[STATED PROBLEM] Find the lines that hold the word "theme" and return them.

>> Begin RECORD EXTRACTS

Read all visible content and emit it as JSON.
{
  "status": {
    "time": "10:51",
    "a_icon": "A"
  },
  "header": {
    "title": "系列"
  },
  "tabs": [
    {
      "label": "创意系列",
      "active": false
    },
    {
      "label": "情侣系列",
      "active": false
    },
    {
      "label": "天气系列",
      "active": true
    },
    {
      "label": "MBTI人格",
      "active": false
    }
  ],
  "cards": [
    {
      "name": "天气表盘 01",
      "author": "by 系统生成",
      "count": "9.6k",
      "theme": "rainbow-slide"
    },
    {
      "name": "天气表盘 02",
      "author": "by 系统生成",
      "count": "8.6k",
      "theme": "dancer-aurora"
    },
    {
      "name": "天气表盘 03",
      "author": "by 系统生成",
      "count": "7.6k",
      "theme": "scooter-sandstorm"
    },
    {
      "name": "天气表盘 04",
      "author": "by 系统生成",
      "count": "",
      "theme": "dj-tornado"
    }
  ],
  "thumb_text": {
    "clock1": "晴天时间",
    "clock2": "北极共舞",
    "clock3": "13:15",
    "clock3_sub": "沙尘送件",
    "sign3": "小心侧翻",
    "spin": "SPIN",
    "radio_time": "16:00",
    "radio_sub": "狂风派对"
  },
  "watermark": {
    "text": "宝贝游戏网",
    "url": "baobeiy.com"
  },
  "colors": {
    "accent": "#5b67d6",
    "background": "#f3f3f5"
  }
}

>> End RECORD EXTRACTS

[THE REPLY]
      "theme": "rainbow-slide"
      "theme": "dancer-aurora"
      "theme": "scooter-sandstorm"
      "theme": "dj-tornado"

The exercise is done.